__Input records__:
● ● ● ●
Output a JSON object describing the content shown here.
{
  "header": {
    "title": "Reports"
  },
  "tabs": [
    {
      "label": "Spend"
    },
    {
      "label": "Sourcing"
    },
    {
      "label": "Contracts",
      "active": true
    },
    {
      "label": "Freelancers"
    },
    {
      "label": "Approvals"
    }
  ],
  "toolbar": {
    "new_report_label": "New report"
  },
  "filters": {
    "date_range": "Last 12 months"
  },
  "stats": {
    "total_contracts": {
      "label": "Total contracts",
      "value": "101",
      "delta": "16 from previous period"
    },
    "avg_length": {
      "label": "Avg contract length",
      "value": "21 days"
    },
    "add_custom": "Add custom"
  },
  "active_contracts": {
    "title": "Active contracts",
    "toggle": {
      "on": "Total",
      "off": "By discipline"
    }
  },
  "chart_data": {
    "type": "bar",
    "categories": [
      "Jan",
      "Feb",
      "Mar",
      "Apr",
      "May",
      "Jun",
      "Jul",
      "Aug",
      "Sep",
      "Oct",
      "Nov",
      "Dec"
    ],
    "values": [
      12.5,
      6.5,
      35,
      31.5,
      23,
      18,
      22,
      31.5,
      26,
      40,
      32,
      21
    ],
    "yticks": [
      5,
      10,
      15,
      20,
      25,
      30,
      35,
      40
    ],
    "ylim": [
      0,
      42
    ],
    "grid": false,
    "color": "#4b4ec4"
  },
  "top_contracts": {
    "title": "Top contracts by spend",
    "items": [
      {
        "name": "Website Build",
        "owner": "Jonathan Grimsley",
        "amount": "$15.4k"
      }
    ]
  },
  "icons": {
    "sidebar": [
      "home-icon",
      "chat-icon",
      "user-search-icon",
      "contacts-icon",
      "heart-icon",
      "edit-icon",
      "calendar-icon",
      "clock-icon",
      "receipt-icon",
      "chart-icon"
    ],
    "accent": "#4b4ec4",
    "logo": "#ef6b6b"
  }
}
● ● ● ●
__Exercise details__: Set down all of the entries exactly, please.

__Response__:
Output a JSON object describing the content shown here.
{
  "header": {
    "title": "Reports"
  },
  "tabs": [
    {
      "label": "Spend"
    },
    {
      "label": "Sourcing"
    },
    {
      "label": "Contracts",
      "active": true
    },
    {
      "label": "Freelancers"
    },
    {
      "label": "Approvals"
    }
  ],
  "toolbar": {
    "new_report_label": "New report"
  },
  "filters": {
    "date_range": "Last 12 months"
  },
  "stats": {
    "total_contracts": {
      "label": "Total contracts",
      "value": "101",
      "delta": "16 from previous period"
    },
    "avg_length": {
      "label": "Avg contract length",
      "value": "21 days"
    },
    "add_custom": "Add custom"
  },
  "active_contracts": {
    "title": "Active contracts",
    "toggle": {
      "on": "Total",
      "off": "By discipline"
    }
  },
  "chart_data": {
    "type": "bar",
    "categories": [
      "Jan",
      "Feb",
      "Mar",
      "Apr",
      "May",
      "Jun",
      "Jul",
      "Aug",
      "Sep",
      "Oct",
      "Nov",
      "Dec"
    ],
    "values": [
      12.5,
      6.5,
      35,
      31.5,
      23,
      18,
      22,
      31.5,
      26,
      40,
      32,
      21
    ],
    "yticks": [
      5,
      10,
      15,
      20,
      25,
      30,
      35,
      40
    ],
    "ylim": [
      0,
      42
    ],
    "grid": false,
    "color": "#4b4ec4"
  },
  "top_contracts": {
    "title": "Top contracts by spend",
    "items": [
      {
        "name": "Website Build",
        "owner": "Jonathan Grimsley",
        "amount": "$15.4k"
      }
    ]
  },
  "icons": {
    "sidebar": [
      "home-icon",
      "chat-icon",
      "user-search-icon",
      "contacts-icon",
      "heart-icon",
      "edit-icon",
      "calendar-icon",
      "clock-icon",
      "receipt-icon",
      "chart-icon"
    ],
    "accent": "#4b4ec4",
    "logo": "#ef6b6b"
  }
}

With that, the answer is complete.